=== Stated task ===
State how many lines hold the string "chemiczne". Give the number and nothing else.

Items listed in a dataset
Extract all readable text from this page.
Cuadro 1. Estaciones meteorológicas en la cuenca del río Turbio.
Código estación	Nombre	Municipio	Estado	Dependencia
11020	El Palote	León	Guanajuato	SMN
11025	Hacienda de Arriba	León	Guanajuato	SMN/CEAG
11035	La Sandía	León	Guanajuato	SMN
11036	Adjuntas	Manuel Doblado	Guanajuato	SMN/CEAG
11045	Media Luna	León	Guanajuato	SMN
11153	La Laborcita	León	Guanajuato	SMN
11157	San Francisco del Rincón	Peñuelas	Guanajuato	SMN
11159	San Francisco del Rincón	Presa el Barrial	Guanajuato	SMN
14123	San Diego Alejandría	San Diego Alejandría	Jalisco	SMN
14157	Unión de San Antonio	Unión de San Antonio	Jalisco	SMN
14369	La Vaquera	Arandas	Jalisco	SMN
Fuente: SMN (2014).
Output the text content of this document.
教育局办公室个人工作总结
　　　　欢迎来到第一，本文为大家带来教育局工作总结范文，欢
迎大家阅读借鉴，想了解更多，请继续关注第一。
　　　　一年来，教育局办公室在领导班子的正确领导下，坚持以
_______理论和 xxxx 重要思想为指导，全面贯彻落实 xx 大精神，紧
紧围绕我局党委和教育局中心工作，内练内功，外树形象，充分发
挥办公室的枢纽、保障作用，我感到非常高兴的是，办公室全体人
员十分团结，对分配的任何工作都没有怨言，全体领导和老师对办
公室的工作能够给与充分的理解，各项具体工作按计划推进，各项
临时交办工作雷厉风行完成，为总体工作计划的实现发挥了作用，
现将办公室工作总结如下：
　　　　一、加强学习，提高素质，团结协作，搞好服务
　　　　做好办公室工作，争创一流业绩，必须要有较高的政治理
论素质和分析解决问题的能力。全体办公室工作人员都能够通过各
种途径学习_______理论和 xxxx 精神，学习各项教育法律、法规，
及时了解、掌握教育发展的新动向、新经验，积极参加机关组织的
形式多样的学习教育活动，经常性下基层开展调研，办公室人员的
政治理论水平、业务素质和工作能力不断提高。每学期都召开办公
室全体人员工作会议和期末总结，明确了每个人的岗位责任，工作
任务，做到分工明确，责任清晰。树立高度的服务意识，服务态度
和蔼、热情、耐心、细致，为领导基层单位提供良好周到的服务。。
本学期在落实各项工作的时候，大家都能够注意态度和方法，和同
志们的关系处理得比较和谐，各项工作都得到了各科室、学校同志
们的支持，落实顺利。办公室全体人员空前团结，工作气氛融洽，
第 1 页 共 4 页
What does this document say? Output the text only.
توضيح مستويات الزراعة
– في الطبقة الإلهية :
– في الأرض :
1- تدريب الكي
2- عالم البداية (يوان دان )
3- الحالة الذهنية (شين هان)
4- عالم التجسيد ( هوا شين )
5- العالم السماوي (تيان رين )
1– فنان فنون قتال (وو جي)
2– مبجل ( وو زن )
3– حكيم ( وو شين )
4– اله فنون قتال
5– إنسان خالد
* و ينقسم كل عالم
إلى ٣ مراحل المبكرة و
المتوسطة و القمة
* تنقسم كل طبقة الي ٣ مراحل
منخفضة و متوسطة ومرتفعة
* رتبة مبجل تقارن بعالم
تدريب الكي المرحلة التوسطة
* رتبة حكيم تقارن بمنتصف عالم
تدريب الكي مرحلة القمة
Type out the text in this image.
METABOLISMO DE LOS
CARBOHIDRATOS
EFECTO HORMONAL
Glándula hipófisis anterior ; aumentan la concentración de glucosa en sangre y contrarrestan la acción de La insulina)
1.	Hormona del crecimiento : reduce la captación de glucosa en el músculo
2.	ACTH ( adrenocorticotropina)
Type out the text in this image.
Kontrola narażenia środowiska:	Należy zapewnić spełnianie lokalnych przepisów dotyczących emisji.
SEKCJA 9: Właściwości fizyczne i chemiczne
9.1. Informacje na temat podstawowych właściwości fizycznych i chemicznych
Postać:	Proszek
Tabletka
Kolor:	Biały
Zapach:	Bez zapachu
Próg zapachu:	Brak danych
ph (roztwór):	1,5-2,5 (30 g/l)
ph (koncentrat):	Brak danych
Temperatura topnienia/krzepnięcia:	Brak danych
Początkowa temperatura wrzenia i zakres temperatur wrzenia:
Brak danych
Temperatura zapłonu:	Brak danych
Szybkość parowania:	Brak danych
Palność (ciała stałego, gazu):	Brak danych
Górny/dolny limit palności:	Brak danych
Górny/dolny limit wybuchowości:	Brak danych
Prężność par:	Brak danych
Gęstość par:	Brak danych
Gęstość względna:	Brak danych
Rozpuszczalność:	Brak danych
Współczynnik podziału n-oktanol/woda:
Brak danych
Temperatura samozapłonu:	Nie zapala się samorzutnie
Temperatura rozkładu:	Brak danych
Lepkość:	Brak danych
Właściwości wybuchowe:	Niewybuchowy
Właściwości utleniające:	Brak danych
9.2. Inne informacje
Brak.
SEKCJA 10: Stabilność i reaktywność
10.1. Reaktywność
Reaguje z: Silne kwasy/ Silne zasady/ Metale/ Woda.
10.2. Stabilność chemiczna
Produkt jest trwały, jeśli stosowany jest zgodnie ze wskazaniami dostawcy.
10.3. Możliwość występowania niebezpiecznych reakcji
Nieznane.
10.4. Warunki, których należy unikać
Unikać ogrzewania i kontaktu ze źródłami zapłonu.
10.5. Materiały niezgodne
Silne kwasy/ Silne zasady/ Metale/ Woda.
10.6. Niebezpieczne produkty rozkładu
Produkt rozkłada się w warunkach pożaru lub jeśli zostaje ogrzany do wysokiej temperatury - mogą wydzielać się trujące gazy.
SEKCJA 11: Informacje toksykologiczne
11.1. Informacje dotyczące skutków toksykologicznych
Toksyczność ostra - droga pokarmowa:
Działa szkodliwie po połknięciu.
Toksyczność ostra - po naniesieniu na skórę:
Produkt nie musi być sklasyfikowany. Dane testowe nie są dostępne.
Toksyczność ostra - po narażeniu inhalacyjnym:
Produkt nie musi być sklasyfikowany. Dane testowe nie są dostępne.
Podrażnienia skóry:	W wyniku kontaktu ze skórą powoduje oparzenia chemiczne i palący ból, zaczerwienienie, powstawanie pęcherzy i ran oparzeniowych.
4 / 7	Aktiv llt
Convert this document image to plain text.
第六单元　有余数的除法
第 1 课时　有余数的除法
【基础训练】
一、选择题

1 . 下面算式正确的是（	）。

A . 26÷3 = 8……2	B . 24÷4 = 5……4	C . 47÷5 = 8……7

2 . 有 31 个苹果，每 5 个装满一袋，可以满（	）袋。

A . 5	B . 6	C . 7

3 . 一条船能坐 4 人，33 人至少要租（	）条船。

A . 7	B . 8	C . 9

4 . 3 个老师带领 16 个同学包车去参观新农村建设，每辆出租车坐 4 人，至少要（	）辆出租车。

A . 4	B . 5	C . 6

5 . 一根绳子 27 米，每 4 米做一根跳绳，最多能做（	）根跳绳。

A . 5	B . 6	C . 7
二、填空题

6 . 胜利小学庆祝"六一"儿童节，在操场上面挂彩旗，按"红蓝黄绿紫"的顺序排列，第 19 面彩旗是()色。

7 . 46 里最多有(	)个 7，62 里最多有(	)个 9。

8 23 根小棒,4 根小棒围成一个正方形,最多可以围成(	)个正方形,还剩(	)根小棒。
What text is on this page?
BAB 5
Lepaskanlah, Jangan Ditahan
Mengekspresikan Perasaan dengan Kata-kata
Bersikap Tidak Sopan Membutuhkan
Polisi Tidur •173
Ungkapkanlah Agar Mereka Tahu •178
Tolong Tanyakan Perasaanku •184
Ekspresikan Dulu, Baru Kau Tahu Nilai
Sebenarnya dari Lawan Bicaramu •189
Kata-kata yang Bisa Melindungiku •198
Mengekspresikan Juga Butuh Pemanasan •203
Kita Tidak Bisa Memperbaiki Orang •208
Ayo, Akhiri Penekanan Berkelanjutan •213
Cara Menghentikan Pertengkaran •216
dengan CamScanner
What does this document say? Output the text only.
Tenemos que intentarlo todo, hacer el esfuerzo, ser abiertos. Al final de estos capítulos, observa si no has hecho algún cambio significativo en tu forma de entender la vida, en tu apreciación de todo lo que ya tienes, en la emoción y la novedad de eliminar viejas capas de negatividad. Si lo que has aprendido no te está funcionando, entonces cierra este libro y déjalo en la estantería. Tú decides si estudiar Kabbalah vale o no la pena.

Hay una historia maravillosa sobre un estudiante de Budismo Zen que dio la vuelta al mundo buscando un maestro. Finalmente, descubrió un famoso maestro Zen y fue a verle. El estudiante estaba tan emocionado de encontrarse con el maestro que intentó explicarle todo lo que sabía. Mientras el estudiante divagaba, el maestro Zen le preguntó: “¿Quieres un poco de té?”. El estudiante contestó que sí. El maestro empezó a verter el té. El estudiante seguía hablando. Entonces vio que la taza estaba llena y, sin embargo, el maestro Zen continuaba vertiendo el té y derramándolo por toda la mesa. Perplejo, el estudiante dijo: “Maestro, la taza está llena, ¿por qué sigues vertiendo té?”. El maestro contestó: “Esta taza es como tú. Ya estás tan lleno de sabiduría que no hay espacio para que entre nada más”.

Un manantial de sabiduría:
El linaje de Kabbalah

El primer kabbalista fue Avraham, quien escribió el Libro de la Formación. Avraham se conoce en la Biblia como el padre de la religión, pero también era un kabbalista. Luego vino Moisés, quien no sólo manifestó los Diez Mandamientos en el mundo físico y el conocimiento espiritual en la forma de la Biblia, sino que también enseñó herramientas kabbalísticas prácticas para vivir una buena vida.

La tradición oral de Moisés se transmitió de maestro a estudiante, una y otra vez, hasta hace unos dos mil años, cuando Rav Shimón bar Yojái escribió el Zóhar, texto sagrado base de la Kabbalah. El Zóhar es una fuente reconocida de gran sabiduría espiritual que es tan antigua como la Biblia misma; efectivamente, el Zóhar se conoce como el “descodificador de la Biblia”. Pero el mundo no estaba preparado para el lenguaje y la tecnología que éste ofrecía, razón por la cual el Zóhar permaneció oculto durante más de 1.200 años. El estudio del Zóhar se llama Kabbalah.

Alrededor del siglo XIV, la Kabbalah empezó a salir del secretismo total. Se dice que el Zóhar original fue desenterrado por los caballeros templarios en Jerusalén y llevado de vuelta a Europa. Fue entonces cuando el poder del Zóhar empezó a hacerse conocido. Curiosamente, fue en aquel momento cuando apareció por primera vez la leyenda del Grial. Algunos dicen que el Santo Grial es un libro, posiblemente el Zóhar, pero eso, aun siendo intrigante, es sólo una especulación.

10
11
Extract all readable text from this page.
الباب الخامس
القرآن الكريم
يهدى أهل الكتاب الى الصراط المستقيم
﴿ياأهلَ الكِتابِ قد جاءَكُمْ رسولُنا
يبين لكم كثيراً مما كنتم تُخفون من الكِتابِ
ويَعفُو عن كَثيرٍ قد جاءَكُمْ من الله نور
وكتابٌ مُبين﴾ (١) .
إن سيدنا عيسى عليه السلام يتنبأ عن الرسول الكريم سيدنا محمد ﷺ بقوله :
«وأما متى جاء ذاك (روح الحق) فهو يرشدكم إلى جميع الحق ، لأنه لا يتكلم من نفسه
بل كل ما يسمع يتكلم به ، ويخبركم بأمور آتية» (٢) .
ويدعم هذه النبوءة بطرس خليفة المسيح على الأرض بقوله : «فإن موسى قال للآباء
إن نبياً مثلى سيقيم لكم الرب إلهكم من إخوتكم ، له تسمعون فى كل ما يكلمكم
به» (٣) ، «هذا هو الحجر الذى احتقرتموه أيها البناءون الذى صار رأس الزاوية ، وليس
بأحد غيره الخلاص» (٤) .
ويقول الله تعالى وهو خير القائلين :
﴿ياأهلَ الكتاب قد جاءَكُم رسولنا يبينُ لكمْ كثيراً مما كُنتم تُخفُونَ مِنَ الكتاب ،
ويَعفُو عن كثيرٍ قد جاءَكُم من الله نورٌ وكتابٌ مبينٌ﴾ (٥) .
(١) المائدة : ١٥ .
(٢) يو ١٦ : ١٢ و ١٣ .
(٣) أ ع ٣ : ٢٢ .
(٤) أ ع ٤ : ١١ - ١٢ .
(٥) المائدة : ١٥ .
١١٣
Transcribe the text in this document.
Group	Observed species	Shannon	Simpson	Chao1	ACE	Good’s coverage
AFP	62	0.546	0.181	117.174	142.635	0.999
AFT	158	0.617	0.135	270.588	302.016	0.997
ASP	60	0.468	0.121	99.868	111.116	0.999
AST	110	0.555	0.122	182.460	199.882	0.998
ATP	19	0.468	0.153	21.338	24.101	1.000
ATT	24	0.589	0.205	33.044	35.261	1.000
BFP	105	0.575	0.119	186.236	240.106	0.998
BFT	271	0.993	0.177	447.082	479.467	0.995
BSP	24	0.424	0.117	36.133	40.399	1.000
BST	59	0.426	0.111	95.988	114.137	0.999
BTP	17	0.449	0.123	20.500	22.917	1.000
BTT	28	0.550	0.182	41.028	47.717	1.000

=== Task solution ===
2